- PROVIDED INFORMATION:

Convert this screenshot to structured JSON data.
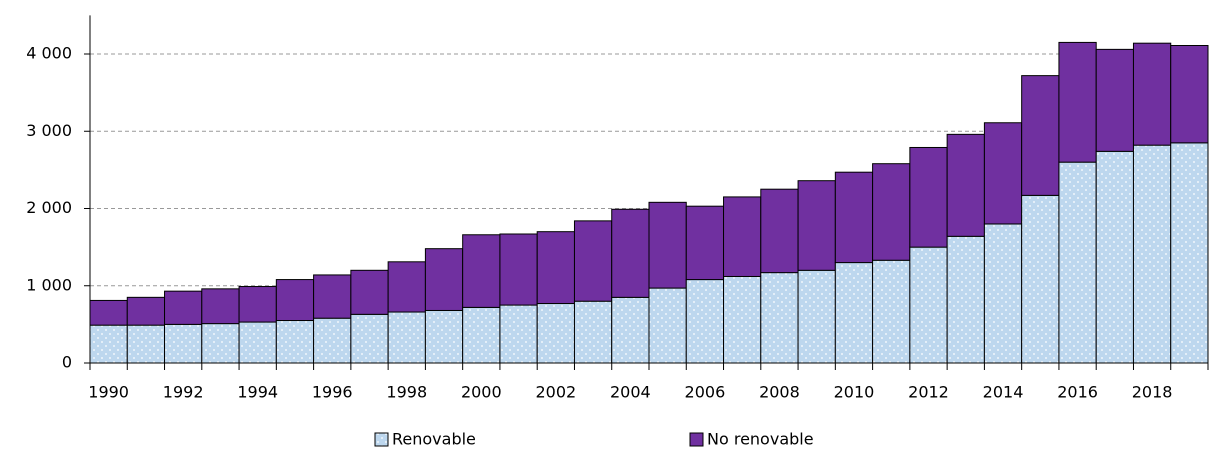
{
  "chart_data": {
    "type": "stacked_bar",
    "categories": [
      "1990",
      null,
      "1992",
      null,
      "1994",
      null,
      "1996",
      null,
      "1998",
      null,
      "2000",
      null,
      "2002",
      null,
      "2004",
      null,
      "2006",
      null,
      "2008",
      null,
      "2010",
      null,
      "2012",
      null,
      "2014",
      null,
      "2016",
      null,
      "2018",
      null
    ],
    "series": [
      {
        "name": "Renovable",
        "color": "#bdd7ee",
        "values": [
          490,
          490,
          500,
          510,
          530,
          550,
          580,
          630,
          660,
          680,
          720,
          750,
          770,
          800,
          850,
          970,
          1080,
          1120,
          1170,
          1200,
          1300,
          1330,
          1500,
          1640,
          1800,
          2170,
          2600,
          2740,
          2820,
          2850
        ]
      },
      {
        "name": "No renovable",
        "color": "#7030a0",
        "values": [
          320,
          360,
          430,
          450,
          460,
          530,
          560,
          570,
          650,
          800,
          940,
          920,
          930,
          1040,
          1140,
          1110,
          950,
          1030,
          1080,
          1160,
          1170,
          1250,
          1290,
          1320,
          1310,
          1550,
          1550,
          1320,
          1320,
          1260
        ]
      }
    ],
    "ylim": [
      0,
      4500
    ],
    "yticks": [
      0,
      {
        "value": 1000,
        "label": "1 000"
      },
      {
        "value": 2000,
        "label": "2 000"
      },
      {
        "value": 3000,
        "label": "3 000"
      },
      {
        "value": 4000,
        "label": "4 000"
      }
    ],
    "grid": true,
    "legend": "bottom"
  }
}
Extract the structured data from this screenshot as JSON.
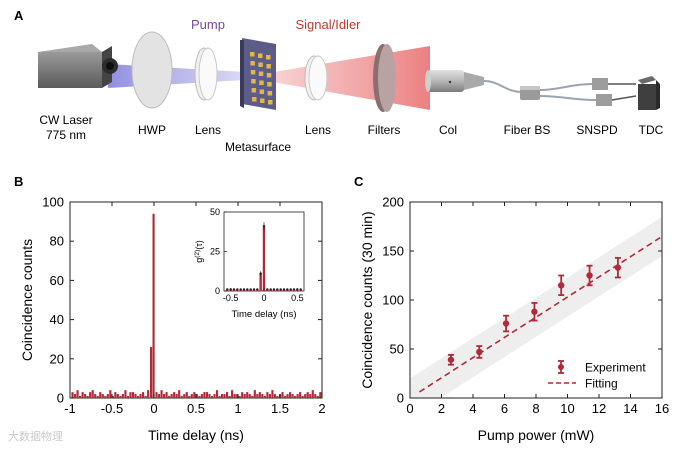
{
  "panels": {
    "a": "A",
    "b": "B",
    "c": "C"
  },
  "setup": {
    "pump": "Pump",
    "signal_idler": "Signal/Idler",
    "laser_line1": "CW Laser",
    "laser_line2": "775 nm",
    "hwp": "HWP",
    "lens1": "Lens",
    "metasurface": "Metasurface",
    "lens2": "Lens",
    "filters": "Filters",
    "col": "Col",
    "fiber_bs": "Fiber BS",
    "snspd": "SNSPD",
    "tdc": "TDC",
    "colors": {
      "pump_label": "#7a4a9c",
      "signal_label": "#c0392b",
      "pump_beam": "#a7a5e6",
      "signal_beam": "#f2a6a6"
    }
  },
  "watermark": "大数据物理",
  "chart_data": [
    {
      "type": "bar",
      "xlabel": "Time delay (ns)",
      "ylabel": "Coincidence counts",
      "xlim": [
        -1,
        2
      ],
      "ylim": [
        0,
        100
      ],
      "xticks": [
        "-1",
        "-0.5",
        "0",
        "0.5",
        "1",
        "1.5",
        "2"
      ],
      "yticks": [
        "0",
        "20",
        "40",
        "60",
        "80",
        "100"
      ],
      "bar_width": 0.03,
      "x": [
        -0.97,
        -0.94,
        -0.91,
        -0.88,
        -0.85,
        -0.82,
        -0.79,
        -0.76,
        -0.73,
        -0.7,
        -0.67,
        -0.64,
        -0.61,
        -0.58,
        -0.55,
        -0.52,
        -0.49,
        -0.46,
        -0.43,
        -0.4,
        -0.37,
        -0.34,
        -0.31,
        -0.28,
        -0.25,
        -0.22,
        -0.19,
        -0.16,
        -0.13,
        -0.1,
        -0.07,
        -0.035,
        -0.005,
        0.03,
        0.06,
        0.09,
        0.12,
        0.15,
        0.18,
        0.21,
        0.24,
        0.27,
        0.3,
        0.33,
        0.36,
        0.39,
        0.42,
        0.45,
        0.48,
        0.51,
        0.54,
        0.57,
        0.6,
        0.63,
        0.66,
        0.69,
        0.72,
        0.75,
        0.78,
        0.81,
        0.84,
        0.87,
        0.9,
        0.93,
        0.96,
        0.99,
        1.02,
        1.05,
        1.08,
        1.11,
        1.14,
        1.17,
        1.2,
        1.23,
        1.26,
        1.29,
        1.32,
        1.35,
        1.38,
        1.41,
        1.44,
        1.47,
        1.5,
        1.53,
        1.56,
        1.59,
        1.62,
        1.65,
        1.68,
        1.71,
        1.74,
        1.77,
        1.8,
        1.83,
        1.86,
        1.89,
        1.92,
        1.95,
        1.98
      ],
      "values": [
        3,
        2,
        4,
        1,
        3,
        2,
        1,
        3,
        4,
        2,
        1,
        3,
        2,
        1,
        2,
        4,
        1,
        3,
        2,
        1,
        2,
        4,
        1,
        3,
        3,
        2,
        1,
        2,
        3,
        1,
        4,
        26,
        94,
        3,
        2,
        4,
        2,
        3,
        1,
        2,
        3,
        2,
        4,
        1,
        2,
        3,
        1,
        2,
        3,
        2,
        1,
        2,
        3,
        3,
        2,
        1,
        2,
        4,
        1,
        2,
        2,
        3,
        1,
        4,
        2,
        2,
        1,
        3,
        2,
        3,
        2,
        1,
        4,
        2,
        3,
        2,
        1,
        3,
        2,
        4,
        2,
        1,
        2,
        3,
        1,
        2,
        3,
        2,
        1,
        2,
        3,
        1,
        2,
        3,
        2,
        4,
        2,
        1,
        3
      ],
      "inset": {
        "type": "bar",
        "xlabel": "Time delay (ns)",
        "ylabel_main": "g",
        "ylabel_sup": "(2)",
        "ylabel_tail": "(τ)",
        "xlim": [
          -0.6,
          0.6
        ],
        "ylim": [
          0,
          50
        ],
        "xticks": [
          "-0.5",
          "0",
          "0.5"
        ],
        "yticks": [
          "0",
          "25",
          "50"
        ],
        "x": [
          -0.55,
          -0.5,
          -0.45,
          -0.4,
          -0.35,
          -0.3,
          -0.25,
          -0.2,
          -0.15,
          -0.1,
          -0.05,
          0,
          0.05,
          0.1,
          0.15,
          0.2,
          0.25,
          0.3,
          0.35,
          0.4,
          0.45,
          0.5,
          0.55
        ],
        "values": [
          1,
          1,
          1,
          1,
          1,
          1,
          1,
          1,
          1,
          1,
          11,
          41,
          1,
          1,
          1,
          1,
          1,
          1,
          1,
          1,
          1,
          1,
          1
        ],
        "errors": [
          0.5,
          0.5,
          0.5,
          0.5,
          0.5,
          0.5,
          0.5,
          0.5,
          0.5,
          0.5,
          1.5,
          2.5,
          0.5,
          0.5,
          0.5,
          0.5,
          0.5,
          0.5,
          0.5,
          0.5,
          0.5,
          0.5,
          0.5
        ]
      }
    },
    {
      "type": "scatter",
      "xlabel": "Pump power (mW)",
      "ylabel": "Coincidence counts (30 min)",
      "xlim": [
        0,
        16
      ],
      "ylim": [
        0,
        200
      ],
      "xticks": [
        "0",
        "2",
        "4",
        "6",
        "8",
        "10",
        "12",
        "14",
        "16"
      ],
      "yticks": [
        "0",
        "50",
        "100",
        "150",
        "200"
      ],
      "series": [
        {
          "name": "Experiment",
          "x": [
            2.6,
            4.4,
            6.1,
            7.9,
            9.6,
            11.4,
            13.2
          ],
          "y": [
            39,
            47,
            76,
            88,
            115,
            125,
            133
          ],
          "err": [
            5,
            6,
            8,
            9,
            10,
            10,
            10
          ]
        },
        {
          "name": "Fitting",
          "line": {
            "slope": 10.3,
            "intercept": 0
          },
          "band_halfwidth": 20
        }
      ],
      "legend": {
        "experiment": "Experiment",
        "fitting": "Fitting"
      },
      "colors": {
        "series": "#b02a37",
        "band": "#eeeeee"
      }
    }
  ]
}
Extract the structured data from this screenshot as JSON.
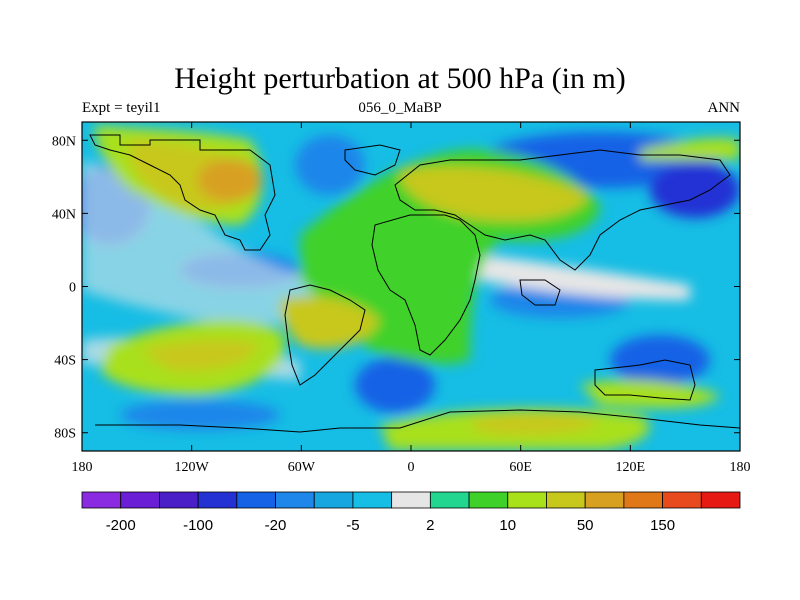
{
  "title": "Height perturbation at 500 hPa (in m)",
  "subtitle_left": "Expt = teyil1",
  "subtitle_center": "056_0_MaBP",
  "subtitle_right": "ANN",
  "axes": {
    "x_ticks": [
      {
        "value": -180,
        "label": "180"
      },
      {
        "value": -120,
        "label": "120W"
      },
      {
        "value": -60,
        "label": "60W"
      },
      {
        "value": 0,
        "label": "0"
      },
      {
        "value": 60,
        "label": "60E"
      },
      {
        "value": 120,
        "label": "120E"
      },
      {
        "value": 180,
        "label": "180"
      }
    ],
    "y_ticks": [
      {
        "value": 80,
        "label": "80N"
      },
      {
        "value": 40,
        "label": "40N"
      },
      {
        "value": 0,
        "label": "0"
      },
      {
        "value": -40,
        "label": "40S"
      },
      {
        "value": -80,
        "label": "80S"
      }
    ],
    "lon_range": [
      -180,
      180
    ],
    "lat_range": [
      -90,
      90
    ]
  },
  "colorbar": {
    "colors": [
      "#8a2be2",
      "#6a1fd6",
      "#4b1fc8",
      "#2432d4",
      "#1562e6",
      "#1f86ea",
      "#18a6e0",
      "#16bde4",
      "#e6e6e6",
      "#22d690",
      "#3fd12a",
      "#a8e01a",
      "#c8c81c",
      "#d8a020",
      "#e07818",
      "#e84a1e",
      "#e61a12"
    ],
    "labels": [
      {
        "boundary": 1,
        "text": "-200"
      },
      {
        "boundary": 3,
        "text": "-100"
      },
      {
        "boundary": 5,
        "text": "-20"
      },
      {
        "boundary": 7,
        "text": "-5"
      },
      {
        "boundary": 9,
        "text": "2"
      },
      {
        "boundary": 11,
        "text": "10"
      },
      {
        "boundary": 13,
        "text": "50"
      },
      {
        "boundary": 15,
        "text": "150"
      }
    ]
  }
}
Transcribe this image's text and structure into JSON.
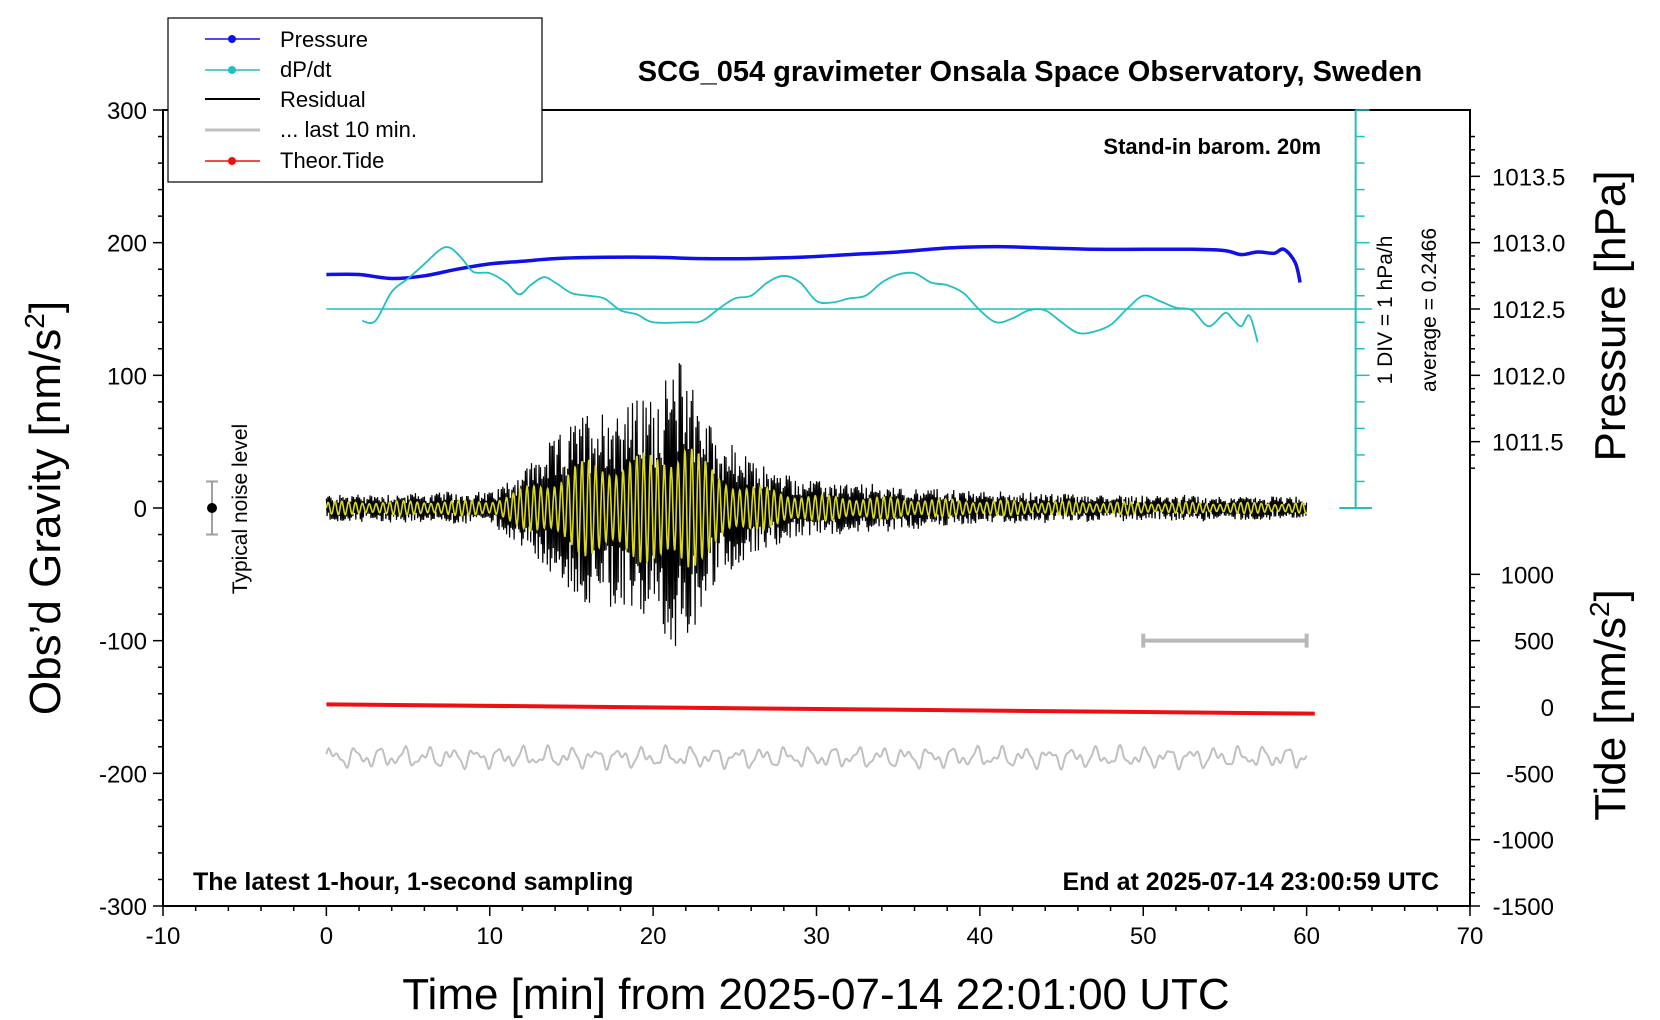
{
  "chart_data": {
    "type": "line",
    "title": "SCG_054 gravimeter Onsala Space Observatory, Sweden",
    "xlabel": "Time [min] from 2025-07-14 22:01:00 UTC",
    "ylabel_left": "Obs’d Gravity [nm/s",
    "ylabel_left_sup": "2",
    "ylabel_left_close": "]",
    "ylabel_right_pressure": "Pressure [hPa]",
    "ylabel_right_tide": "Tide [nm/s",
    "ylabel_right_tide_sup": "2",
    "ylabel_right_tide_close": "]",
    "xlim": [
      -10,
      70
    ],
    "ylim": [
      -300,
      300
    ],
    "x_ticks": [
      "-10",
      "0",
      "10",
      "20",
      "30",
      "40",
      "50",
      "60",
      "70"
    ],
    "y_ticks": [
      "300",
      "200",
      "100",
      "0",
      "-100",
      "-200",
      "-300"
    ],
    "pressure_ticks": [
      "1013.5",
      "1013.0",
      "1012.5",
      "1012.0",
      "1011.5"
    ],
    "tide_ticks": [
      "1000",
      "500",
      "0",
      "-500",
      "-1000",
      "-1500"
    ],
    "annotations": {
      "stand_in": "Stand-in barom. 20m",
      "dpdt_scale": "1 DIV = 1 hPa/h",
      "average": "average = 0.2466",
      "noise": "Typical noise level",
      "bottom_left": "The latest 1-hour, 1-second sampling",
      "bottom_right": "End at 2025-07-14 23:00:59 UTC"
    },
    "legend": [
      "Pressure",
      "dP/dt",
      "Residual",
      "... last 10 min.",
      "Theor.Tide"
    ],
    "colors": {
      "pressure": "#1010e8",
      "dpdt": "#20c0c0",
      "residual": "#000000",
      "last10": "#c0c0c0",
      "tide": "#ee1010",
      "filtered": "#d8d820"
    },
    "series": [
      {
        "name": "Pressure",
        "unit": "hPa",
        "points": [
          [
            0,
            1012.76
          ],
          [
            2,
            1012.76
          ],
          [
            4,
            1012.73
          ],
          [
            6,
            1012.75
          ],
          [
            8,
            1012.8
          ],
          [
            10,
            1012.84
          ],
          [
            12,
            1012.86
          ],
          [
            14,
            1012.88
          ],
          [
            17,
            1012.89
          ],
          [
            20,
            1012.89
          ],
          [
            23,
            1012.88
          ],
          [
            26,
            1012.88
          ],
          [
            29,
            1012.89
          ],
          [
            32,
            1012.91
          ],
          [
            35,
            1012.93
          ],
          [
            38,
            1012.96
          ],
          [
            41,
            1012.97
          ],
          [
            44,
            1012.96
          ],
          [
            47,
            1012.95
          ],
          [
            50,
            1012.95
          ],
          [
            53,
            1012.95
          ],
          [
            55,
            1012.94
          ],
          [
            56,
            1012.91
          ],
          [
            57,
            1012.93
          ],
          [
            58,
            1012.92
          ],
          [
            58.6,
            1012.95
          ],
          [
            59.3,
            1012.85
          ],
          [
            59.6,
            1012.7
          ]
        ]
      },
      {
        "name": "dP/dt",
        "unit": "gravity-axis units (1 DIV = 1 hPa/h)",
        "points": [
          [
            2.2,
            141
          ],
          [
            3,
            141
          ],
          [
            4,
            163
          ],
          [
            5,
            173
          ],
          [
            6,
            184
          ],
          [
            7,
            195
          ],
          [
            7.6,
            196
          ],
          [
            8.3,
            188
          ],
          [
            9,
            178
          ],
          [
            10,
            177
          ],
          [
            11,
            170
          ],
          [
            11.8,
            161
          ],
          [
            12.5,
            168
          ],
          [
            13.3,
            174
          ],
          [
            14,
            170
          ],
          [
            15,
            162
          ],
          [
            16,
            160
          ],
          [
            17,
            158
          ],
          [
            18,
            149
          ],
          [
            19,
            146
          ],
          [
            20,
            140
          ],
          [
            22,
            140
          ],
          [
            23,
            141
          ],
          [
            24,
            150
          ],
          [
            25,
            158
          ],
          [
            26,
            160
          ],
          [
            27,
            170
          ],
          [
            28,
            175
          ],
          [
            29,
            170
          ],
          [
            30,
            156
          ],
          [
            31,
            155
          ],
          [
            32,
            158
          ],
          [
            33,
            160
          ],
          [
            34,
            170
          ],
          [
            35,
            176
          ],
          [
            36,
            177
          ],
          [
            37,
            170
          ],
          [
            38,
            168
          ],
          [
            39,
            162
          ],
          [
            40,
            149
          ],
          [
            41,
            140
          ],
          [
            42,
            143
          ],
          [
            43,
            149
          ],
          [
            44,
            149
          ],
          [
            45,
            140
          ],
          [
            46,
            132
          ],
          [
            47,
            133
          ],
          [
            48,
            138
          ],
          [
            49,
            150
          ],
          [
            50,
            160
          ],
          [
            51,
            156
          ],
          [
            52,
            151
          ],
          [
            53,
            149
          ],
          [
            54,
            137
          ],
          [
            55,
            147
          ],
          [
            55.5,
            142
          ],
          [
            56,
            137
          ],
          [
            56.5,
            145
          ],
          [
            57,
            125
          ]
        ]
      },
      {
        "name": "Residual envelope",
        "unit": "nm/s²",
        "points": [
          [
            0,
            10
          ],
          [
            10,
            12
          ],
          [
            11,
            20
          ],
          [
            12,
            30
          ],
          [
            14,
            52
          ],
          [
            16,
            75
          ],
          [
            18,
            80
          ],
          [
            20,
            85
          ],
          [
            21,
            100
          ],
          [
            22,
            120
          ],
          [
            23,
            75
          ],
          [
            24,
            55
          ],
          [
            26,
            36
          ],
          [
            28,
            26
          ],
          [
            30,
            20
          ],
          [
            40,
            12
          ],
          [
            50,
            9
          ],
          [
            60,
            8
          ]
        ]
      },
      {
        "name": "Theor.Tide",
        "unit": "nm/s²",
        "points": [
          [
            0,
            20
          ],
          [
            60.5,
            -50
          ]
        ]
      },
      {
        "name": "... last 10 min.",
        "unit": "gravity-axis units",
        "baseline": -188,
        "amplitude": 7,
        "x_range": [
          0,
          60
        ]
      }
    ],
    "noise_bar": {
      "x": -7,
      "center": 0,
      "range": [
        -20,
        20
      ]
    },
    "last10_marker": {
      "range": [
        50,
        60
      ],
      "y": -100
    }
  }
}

- PROMPT: Above are entries; state the number of lines among them that contain "boundary", and nothing else.

- RESPONSE TO THIS EXERCISE: 8